Written problem:
For the copy, please give all of the data again exactly and leave the pictures out.

[Records excerpted from a collection]
*****
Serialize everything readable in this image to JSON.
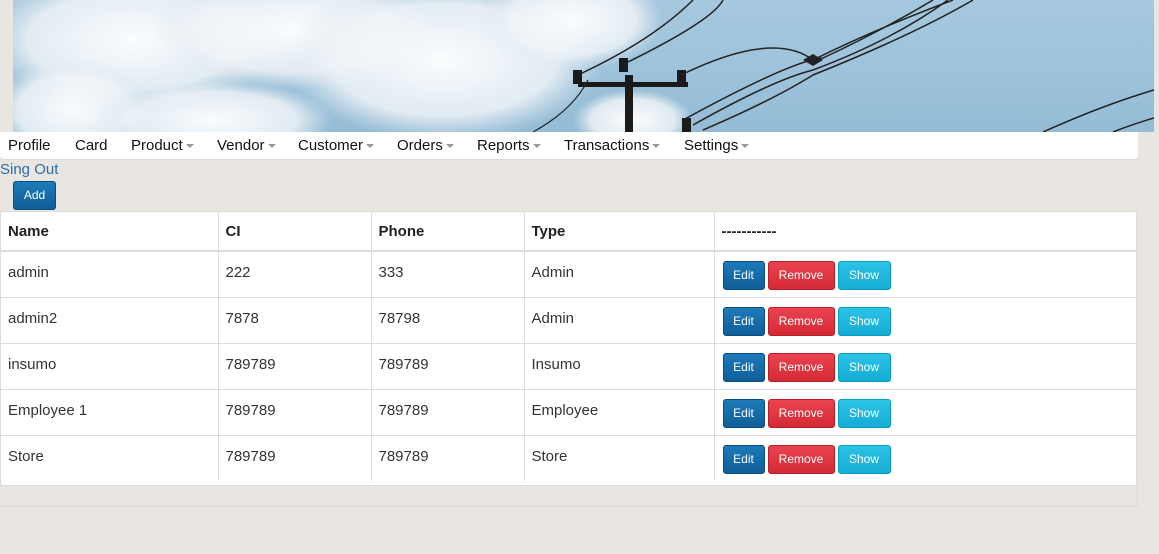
{
  "nav": {
    "items": [
      {
        "label": "Profile",
        "dropdown": false
      },
      {
        "label": "Card",
        "dropdown": false
      },
      {
        "label": "Product",
        "dropdown": true
      },
      {
        "label": "Vendor",
        "dropdown": true
      },
      {
        "label": "Customer",
        "dropdown": true
      },
      {
        "label": "Orders",
        "dropdown": true
      },
      {
        "label": "Reports",
        "dropdown": true
      },
      {
        "label": "Transactions",
        "dropdown": true
      },
      {
        "label": "Settings",
        "dropdown": true
      }
    ]
  },
  "signout_label": "Sing Out",
  "add_label": "Add",
  "table": {
    "headers": [
      "Name",
      "CI",
      "Phone",
      "Type",
      "-----------"
    ],
    "rows": [
      {
        "name": "admin",
        "ci": "222",
        "phone": "333",
        "type": "Admin"
      },
      {
        "name": "admin2",
        "ci": "7878",
        "phone": "78798",
        "type": "Admin"
      },
      {
        "name": "insumo",
        "ci": "789789",
        "phone": "789789",
        "type": "Insumo"
      },
      {
        "name": "Employee 1",
        "ci": "789789",
        "phone": "789789",
        "type": "Employee"
      },
      {
        "name": "Store",
        "ci": "789789",
        "phone": "789789",
        "type": "Store"
      }
    ],
    "actions": {
      "edit": "Edit",
      "remove": "Remove",
      "show": "Show"
    }
  },
  "colors": {
    "primary": "#1470ad",
    "danger": "#dc3545",
    "info": "#1fb6dc",
    "link": "#2a6fb0",
    "page_bg": "#e9e6e1"
  }
}
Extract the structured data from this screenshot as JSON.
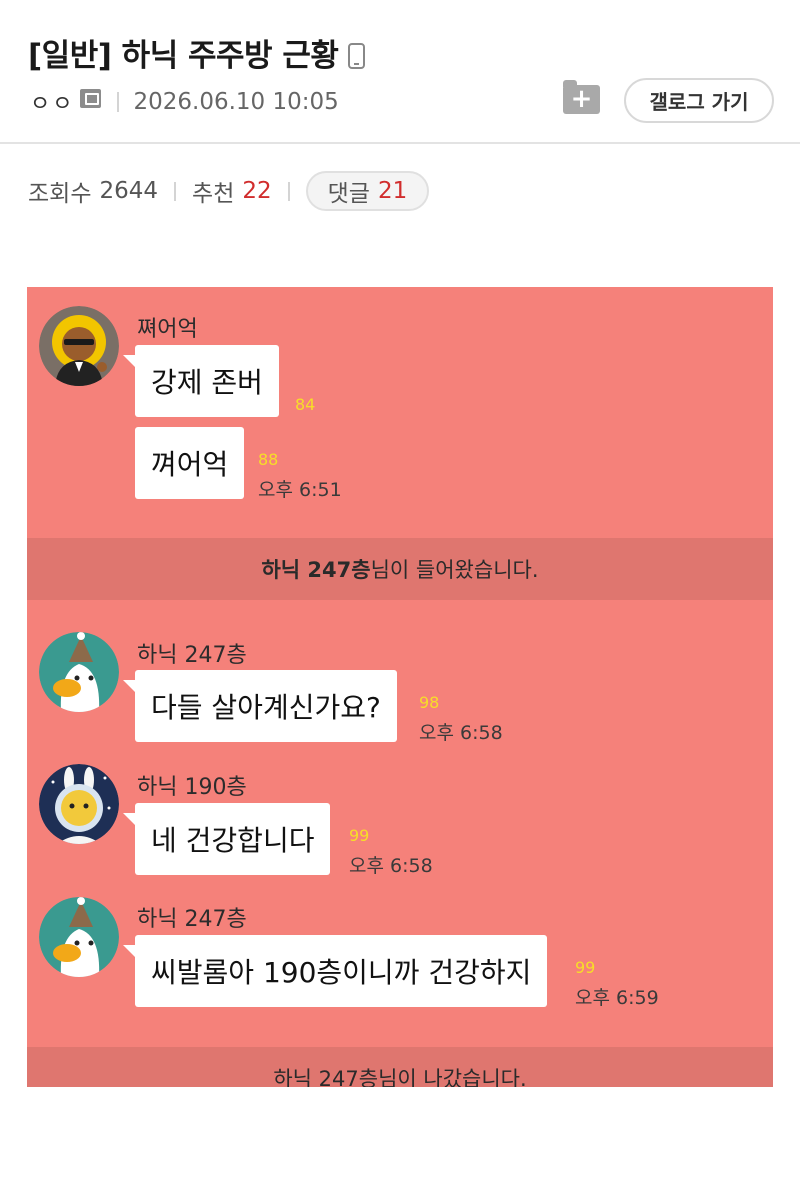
{
  "post": {
    "title": "[일반] 하닉 주주방 근황",
    "author": "ㅇㅇ",
    "date": "2026.06.10 10:05",
    "gallog_label": "갤로그 가기"
  },
  "stats": {
    "views_label": "조회수",
    "views": "2644",
    "recommend_label": "추천",
    "recommend": "22",
    "comments_label": "댓글",
    "comments": "21"
  },
  "chat": {
    "bg_color": "#f5817a",
    "system_bg_color": "#df766f",
    "blocks": [
      {
        "sender": "쪄어억",
        "bubbles": [
          {
            "text": "강제 존버",
            "unread": "84",
            "time": ""
          },
          {
            "text": "껴어억",
            "unread": "88",
            "time": "오후 6:51"
          }
        ]
      },
      {
        "system": {
          "name": "하닉 247층",
          "suffix": "님이 들어왔습니다."
        }
      },
      {
        "sender": "하닉 247층",
        "bubbles": [
          {
            "text": "다들 살아계신가요?",
            "unread": "98",
            "time": "오후 6:58"
          }
        ]
      },
      {
        "sender": "하닉 190층",
        "bubbles": [
          {
            "text": "네 건강합니다",
            "unread": "99",
            "time": "오후 6:58"
          }
        ]
      },
      {
        "sender": "하닉 247층",
        "bubbles": [
          {
            "text": "씨발롬아 190층이니까 건강하지",
            "unread": "99",
            "time": "오후 6:59"
          }
        ]
      },
      {
        "system": {
          "name": "하닉 247층",
          "suffix": "님이 나갔습니다."
        }
      }
    ]
  }
}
*****
Task output:
Serialize everything readable in this image to JSON.
{
  "nav": {
    "items": [
      {
        "label": "Profile",
        "dropdown": false
      },
      {
        "label": "Card",
        "dropdown": false
      },
      {
        "label": "Product",
        "dropdown": true
      },
      {
        "label": "Vendor",
        "dropdown": true
      },
      {
        "label": "Customer",
        "dropdown": true
      },
      {
        "label": "Orders",
        "dropdown": true
      },
      {
        "label": "Reports",
        "dropdown": true
      },
      {
        "label": "Transactions",
        "dropdown": true
      },
      {
        "label": "Settings",
        "dropdown": true
      }
    ]
  },
  "signout_label": "Sing Out",
  "add_label": "Add",
  "table": {
    "headers": [
      "Name",
      "CI",
      "Phone",
      "Type",
      "-----------"
    ],
    "rows": [
      {
        "name": "admin",
        "ci": "222",
        "phone": "333",
        "type": "Admin"
      },
      {
        "name": "admin2",
        "ci": "7878",
        "phone": "78798",
        "type": "Admin"
      },
      {
        "name": "insumo",
        "ci": "789789",
        "phone": "789789",
        "type": "Insumo"
      },
      {
        "name": "Employee 1",
        "ci": "789789",
        "phone": "789789",
        "type": "Employee"
      },
      {
        "name": "Store",
        "ci": "789789",
        "phone": "789789",
        "type": "Store"
      }
    ],
    "actions": {
      "edit": "Edit",
      "remove": "Remove",
      "show": "Show"
    }
  },
  "colors": {
    "primary": "#1470ad",
    "danger": "#dc3545",
    "info": "#1fb6dc",
    "link": "#2a6fb0",
    "page_bg": "#e9e6e1"
  }
}
Extract the structured data from this screenshot as JSON.
{
  "post": {
    "title": "[일반] 하닉 주주방 근황",
    "author": "ㅇㅇ",
    "date": "2026.06.10 10:05",
    "gallog_label": "갤로그 가기"
  },
  "stats": {
    "views_label": "조회수",
    "views": "2644",
    "recommend_label": "추천",
    "recommend": "22",
    "comments_label": "댓글",
    "comments": "21"
  },
  "chat": {
    "bg_color": "#f5817a",
    "system_bg_color": "#df766f",
    "blocks": [
      {
        "sender": "쪄어억",
        "bubbles": [
          {
            "text": "강제 존버",
            "unread": "84",
            "time": ""
          },
          {
            "text": "껴어억",
            "unread": "88",
            "time": "오후 6:51"
          }
        ]
      },
      {
        "system": {
          "name": "하닉 247층",
          "suffix": "님이 들어왔습니다."
        }
      },
      {
        "sender": "하닉 247층",
        "bubbles": [
          {
            "text": "다들 살아계신가요?",
            "unread": "98",
            "time": "오후 6:58"
          }
        ]
      },
      {
        "sender": "하닉 190층",
        "bubbles": [
          {
            "text": "네 건강합니다",
            "unread": "99",
            "time": "오후 6:58"
          }
        ]
      },
      {
        "sender": "하닉 247층",
        "bubbles": [
          {
            "text": "씨발롬아 190층이니까 건강하지",
            "unread": "99",
            "time": "오후 6:59"
          }
        ]
      },
      {
        "system": {
          "name": "하닉 247층",
          "suffix": "님이 나갔습니다."
        }
      }
    ]
  }
}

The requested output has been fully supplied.